◆ **WRITTEN REQUEST**
Exact repetition of every entry is required.

◆ **DATA RECORDS**
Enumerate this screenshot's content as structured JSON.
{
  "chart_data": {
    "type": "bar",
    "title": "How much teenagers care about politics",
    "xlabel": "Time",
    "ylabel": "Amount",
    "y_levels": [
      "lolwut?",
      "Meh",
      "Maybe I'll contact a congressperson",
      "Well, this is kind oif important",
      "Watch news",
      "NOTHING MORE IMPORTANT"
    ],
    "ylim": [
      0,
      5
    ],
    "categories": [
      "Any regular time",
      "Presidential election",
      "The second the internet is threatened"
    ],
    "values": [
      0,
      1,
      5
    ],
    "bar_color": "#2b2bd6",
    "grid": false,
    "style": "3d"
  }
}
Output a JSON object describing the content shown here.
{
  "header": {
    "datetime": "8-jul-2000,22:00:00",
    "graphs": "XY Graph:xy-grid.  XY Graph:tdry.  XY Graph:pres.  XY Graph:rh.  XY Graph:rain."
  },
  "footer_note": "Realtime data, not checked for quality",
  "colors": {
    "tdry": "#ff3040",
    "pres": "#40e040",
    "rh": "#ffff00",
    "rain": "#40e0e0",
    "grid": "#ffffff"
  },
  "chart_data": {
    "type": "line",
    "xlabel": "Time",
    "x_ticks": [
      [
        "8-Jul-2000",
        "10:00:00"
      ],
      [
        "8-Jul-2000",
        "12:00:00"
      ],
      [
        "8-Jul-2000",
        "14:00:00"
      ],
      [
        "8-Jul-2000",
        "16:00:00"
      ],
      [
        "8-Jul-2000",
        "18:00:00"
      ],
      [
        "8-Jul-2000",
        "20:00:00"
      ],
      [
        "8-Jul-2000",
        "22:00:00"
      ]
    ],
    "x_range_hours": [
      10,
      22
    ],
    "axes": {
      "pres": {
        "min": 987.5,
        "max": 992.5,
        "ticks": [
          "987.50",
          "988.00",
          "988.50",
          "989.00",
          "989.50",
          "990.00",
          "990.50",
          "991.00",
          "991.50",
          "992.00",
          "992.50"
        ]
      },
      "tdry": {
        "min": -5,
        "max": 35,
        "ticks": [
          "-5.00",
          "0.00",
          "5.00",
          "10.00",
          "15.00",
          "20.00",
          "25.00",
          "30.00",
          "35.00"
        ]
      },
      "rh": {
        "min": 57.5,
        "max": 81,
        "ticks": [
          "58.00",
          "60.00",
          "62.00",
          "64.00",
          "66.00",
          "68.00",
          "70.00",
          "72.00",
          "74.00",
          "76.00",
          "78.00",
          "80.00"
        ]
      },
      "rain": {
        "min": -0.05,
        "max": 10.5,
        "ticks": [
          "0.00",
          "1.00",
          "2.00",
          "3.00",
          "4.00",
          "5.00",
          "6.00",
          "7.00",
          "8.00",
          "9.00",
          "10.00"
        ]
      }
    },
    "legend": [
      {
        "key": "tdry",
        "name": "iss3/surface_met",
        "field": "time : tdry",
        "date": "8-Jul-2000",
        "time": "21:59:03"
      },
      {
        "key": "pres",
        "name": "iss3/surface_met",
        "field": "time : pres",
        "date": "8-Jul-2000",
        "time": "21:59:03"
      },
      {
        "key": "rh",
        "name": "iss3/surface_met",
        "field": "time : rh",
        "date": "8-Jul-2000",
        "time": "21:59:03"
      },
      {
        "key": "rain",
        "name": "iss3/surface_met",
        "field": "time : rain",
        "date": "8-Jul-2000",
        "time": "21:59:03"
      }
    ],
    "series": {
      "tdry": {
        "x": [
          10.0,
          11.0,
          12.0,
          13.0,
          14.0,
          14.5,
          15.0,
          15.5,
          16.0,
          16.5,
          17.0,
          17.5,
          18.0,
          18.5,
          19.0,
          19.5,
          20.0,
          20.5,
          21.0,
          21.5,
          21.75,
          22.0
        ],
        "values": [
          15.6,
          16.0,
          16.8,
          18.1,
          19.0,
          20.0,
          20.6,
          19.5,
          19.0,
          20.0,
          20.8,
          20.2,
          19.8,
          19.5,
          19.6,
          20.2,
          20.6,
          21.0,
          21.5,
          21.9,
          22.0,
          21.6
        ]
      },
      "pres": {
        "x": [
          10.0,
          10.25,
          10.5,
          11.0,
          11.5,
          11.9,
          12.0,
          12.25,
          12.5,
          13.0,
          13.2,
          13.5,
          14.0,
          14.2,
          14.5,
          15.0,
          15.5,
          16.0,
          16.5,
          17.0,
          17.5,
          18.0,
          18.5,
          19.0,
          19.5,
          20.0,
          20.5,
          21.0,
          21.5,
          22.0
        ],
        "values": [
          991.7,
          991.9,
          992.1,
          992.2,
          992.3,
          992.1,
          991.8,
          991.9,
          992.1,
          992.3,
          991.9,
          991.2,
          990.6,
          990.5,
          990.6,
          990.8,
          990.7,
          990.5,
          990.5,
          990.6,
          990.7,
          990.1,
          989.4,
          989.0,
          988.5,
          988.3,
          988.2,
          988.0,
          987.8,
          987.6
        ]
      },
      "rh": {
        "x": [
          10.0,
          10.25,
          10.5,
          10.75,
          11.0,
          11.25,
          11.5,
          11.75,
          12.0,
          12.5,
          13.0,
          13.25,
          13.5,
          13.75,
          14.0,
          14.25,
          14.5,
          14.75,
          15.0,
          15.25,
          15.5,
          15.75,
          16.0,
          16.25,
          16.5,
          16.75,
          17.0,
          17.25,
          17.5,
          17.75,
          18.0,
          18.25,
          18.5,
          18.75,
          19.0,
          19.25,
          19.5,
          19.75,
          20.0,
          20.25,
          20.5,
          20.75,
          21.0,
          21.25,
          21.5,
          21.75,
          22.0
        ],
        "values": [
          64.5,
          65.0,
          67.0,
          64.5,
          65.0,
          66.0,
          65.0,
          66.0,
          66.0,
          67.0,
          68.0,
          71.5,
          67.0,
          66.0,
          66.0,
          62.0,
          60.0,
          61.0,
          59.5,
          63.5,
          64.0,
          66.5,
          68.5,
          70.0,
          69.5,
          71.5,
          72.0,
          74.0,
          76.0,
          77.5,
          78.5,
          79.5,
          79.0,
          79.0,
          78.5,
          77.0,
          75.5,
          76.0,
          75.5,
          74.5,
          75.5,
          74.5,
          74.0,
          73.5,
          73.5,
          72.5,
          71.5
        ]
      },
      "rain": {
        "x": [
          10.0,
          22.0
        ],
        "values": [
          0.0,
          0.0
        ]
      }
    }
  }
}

◆ **RESULT FOR THIS EXERCISE**
Enumerate this screenshot's content as structured JSON.
{
  "chart_data": {
    "type": "bar",
    "title": "How much teenagers care about politics",
    "xlabel": "Time",
    "ylabel": "Amount",
    "y_levels": [
      "lolwut?",
      "Meh",
      "Maybe I'll contact a congressperson",
      "Well, this is kind oif important",
      "Watch news",
      "NOTHING MORE IMPORTANT"
    ],
    "ylim": [
      0,
      5
    ],
    "categories": [
      "Any regular time",
      "Presidential election",
      "The second the internet is threatened"
    ],
    "values": [
      0,
      1,
      5
    ],
    "bar_color": "#2b2bd6",
    "grid": false,
    "style": "3d"
  }
}
Output a JSON object describing the content shown here.
{
  "header": {
    "datetime": "8-jul-2000,22:00:00",
    "graphs": "XY Graph:xy-grid.  XY Graph:tdry.  XY Graph:pres.  XY Graph:rh.  XY Graph:rain."
  },
  "footer_note": "Realtime data, not checked for quality",
  "colors": {
    "tdry": "#ff3040",
    "pres": "#40e040",
    "rh": "#ffff00",
    "rain": "#40e0e0",
    "grid": "#ffffff"
  },
  "chart_data": {
    "type": "line",
    "xlabel": "Time",
    "x_ticks": [
      [
        "8-Jul-2000",
        "10:00:00"
      ],
      [
        "8-Jul-2000",
        "12:00:00"
      ],
      [
        "8-Jul-2000",
        "14:00:00"
      ],
      [
        "8-Jul-2000",
        "16:00:00"
      ],
      [
        "8-Jul-2000",
        "18:00:00"
      ],
      [
        "8-Jul-2000",
        "20:00:00"
      ],
      [
        "8-Jul-2000",
        "22:00:00"
      ]
    ],
    "x_range_hours": [
      10,
      22
    ],
    "axes": {
      "pres": {
        "min": 987.5,
        "max": 992.5,
        "ticks": [
          "987.50",
          "988.00",
          "988.50",
          "989.00",
          "989.50",
          "990.00",
          "990.50",
          "991.00",
          "991.50",
          "992.00",
          "992.50"
        ]
      },
      "tdry": {
        "min": -5,
        "max": 35,
        "ticks": [
          "-5.00",
          "0.00",
          "5.00",
          "10.00",
          "15.00",
          "20.00",
          "25.00",
          "30.00",
          "35.00"
        ]
      },
      "rh": {
        "min": 57.5,
        "max": 81,
        "ticks": [
          "58.00",
          "60.00",
          "62.00",
          "64.00",
          "66.00",
          "68.00",
          "70.00",
          "72.00",
          "74.00",
          "76.00",
          "78.00",
          "80.00"
        ]
      },
      "rain": {
        "min": -0.05,
        "max": 10.5,
        "ticks": [
          "0.00",
          "1.00",
          "2.00",
          "3.00",
          "4.00",
          "5.00",
          "6.00",
          "7.00",
          "8.00",
          "9.00",
          "10.00"
        ]
      }
    },
    "legend": [
      {
        "key": "tdry",
        "name": "iss3/surface_met",
        "field": "time : tdry",
        "date": "8-Jul-2000",
        "time": "21:59:03"
      },
      {
        "key": "pres",
        "name": "iss3/surface_met",
        "field": "time : pres",
        "date": "8-Jul-2000",
        "time": "21:59:03"
      },
      {
        "key": "rh",
        "name": "iss3/surface_met",
        "field": "time : rh",
        "date": "8-Jul-2000",
        "time": "21:59:03"
      },
      {
        "key": "rain",
        "name": "iss3/surface_met",
        "field": "time : rain",
        "date": "8-Jul-2000",
        "time": "21:59:03"
      }
    ],
    "series": {
      "tdry": {
        "x": [
          10.0,
          11.0,
          12.0,
          13.0,
          14.0,
          14.5,
          15.0,
          15.5,
          16.0,
          16.5,
          17.0,
          17.5,
          18.0,
          18.5,
          19.0,
          19.5,
          20.0,
          20.5,
          21.0,
          21.5,
          21.75,
          22.0
        ],
        "values": [
          15.6,
          16.0,
          16.8,
          18.1,
          19.0,
          20.0,
          20.6,
          19.5,
          19.0,
          20.0,
          20.8,
          20.2,
          19.8,
          19.5,
          19.6,
          20.2,
          20.6,
          21.0,
          21.5,
          21.9,
          22.0,
          21.6
        ]
      },
      "pres": {
        "x": [
          10.0,
          10.25,
          10.5,
          11.0,
          11.5,
          11.9,
          12.0,
          12.25,
          12.5,
          13.0,
          13.2,
          13.5,
          14.0,
          14.2,
          14.5,
          15.0,
          15.5,
          16.0,
          16.5,
          17.0,
          17.5,
          18.0,
          18.5,
          19.0,
          19.5,
          20.0,
          20.5,
          21.0,
          21.5,
          22.0
        ],
        "values": [
          991.7,
          991.9,
          992.1,
          992.2,
          992.3,
          992.1,
          991.8,
          991.9,
          992.1,
          992.3,
          991.9,
          991.2,
          990.6,
          990.5,
          990.6,
          990.8,
          990.7,
          990.5,
          990.5,
          990.6,
          990.7,
          990.1,
          989.4,
          989.0,
          988.5,
          988.3,
          988.2,
          988.0,
          987.8,
          987.6
        ]
      },
      "rh": {
        "x": [
          10.0,
          10.25,
          10.5,
          10.75,
          11.0,
          11.25,
          11.5,
          11.75,
          12.0,
          12.5,
          13.0,
          13.25,
          13.5,
          13.75,
          14.0,
          14.25,
          14.5,
          14.75,
          15.0,
          15.25,
          15.5,
          15.75,
          16.0,
          16.25,
          16.5,
          16.75,
          17.0,
          17.25,
          17.5,
          17.75,
          18.0,
          18.25,
          18.5,
          18.75,
          19.0,
          19.25,
          19.5,
          19.75,
          20.0,
          20.25,
          20.5,
          20.75,
          21.0,
          21.25,
          21.5,
          21.75,
          22.0
        ],
        "values": [
          64.5,
          65.0,
          67.0,
          64.5,
          65.0,
          66.0,
          65.0,
          66.0,
          66.0,
          67.0,
          68.0,
          71.5,
          67.0,
          66.0,
          66.0,
          62.0,
          60.0,
          61.0,
          59.5,
          63.5,
          64.0,
          66.5,
          68.5,
          70.0,
          69.5,
          71.5,
          72.0,
          74.0,
          76.0,
          77.5,
          78.5,
          79.5,
          79.0,
          79.0,
          78.5,
          77.0,
          75.5,
          76.0,
          75.5,
          74.5,
          75.5,
          74.5,
          74.0,
          73.5,
          73.5,
          72.5,
          71.5
        ]
      },
      "rain": {
        "x": [
          10.0,
          22.0
        ],
        "values": [
          0.0,
          0.0
        ]
      }
    }
  }
}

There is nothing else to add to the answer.